> _The exercise_:
State how many lines in the records hold the word "subtitle", giving the number and no other text.

> _Data provided_:
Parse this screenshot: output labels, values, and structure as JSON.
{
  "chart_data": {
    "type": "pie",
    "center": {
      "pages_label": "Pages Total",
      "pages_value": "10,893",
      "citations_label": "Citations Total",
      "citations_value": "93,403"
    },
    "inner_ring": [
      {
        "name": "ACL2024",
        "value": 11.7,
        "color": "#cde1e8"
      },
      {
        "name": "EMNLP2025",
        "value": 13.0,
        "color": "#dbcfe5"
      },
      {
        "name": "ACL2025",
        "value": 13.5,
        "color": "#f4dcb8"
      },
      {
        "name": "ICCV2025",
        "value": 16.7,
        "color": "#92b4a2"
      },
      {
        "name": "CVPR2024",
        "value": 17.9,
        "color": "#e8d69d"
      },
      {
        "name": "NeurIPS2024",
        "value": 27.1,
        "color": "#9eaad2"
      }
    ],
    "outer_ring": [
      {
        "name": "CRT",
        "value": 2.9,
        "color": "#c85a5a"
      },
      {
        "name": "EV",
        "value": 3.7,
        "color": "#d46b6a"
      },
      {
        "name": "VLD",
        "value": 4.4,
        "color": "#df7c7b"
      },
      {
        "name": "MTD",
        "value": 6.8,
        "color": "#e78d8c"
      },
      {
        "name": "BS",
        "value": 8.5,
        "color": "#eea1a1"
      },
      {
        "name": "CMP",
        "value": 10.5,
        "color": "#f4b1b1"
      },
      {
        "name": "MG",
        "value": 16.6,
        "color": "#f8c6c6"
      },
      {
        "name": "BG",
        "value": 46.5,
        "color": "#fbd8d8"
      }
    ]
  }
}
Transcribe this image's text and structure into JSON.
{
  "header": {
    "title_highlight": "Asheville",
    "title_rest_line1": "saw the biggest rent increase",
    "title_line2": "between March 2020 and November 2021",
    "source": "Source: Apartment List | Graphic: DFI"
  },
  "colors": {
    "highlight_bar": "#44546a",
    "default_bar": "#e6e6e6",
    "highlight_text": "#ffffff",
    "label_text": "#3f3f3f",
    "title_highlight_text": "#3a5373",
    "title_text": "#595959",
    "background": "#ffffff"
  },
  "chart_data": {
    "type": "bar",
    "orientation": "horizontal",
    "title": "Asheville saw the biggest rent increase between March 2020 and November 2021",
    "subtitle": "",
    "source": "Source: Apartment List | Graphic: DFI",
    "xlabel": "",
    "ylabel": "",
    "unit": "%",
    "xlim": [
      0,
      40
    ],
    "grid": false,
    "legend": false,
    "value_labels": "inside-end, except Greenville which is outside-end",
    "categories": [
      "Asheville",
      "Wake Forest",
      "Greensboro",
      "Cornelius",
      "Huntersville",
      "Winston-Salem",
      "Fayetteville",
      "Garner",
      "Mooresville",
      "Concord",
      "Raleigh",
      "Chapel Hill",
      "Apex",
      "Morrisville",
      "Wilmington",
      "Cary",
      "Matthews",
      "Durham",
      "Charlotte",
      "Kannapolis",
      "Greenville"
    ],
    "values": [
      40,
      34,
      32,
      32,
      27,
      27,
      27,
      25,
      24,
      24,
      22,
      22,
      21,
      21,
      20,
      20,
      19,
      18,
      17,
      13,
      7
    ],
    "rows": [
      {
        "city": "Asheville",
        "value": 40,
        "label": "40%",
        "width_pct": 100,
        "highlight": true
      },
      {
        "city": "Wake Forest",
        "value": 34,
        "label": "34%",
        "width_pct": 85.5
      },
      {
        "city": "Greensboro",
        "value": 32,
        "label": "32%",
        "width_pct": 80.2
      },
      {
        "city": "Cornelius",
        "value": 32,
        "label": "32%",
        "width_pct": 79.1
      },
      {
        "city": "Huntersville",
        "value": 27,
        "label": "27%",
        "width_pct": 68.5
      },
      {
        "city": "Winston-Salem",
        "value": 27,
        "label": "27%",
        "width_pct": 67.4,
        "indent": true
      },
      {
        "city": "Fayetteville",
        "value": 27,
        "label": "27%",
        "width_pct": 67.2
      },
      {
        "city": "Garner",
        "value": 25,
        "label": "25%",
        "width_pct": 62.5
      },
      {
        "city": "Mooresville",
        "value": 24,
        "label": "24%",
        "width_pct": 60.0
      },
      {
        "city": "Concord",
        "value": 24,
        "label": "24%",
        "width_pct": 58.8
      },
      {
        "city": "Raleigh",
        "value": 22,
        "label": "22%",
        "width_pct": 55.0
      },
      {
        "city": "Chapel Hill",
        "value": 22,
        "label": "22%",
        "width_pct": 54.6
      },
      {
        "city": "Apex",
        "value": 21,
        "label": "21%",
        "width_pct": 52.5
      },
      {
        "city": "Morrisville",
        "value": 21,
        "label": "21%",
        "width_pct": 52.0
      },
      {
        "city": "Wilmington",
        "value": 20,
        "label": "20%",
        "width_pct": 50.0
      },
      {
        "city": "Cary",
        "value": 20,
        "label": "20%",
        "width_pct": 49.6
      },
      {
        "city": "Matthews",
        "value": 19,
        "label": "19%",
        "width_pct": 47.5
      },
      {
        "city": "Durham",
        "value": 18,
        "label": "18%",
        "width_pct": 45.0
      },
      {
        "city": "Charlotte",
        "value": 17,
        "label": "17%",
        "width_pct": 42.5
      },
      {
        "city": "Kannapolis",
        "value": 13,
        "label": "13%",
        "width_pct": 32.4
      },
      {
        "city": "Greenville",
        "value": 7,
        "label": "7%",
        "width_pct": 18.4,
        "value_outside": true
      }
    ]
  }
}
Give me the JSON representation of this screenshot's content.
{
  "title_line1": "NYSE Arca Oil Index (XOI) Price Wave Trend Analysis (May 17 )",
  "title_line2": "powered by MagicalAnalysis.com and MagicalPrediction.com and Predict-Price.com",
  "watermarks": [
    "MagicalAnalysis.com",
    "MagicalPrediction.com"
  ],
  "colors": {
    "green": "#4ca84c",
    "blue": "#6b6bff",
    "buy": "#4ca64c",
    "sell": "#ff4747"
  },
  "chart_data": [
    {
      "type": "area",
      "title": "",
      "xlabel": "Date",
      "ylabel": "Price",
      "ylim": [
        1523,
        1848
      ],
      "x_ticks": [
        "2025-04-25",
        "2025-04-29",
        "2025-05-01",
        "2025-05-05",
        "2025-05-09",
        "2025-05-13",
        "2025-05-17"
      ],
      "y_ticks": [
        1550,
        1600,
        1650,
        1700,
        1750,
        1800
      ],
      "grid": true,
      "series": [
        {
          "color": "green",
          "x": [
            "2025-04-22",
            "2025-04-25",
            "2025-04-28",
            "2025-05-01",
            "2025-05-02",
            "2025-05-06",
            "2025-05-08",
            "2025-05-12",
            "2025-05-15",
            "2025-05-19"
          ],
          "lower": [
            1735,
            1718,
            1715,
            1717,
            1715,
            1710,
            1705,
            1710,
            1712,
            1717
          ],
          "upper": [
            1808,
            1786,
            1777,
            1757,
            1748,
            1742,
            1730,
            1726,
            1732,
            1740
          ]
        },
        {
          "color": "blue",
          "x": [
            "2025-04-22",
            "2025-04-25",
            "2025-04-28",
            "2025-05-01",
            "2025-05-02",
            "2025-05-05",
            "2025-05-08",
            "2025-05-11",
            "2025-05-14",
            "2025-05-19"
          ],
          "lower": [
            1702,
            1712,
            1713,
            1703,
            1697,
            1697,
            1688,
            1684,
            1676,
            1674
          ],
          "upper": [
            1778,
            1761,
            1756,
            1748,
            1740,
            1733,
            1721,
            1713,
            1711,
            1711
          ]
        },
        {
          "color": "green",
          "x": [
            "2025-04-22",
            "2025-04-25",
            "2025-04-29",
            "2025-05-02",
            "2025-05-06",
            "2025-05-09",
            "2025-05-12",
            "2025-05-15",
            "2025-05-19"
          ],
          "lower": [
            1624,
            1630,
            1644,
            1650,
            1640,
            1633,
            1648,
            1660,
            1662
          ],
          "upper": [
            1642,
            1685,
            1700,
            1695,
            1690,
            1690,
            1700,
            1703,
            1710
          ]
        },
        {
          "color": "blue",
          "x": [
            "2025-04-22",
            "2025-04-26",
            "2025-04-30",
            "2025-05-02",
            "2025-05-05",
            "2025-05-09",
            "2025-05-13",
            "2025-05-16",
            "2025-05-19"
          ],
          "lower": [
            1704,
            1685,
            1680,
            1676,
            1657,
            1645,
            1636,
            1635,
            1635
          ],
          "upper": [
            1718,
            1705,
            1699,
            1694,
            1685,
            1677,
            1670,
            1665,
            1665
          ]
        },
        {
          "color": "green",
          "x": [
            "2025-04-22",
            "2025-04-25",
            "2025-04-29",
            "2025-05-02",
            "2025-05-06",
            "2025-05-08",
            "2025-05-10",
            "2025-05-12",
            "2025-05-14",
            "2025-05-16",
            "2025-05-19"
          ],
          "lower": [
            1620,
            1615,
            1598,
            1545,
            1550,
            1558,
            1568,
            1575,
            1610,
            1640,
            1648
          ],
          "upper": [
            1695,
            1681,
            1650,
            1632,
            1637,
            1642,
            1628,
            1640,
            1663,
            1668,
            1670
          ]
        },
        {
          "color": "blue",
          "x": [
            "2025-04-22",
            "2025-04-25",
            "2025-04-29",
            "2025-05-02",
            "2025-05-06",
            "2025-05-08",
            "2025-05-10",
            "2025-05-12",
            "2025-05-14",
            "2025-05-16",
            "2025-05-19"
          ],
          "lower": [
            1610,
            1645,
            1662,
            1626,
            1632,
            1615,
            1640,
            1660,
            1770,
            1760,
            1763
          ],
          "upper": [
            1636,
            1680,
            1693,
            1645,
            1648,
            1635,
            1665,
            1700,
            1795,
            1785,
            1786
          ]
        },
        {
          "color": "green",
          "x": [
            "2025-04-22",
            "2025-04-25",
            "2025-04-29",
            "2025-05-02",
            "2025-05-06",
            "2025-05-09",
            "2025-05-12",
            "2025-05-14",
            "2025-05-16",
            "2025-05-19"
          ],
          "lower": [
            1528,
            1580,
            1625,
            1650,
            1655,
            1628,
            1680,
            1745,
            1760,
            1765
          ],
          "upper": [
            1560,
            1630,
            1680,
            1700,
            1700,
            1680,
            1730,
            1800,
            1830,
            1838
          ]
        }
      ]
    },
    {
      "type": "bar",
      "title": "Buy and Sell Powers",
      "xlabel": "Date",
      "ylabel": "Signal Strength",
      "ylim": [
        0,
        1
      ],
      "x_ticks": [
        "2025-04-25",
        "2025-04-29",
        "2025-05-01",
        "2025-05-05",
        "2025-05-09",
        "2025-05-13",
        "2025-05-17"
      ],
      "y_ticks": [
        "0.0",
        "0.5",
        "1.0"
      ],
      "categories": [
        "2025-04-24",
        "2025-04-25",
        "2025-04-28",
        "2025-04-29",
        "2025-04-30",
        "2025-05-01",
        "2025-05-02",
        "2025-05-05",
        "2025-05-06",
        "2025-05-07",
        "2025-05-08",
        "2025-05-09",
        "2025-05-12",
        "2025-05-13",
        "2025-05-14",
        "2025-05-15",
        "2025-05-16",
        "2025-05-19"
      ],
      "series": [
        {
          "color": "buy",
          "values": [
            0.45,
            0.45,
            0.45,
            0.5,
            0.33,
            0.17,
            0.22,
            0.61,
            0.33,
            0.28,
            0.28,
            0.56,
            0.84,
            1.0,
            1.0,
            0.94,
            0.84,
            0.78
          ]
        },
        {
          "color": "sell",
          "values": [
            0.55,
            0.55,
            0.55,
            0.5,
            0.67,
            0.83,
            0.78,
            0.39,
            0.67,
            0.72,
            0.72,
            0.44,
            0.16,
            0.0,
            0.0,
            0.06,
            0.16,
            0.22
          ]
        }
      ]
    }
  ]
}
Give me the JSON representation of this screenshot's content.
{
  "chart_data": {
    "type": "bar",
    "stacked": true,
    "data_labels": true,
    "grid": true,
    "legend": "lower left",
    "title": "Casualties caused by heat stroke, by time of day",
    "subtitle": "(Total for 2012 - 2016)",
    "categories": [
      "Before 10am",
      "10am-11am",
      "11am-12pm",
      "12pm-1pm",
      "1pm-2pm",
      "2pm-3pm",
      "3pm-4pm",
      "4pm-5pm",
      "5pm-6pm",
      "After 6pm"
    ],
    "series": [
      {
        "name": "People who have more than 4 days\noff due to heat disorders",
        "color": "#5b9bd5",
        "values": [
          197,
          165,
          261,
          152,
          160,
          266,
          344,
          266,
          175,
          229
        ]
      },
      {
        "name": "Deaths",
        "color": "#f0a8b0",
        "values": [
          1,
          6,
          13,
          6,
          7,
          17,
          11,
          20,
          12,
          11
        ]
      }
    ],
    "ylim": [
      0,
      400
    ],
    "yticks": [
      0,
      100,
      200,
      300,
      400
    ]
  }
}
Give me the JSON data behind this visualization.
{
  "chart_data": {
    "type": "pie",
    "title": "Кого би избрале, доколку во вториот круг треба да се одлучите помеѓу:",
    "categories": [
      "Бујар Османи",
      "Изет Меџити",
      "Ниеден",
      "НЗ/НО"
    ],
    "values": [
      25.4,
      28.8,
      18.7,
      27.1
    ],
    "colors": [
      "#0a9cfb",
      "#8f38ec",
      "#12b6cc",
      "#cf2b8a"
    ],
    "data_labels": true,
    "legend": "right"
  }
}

> _Exercise output_:
2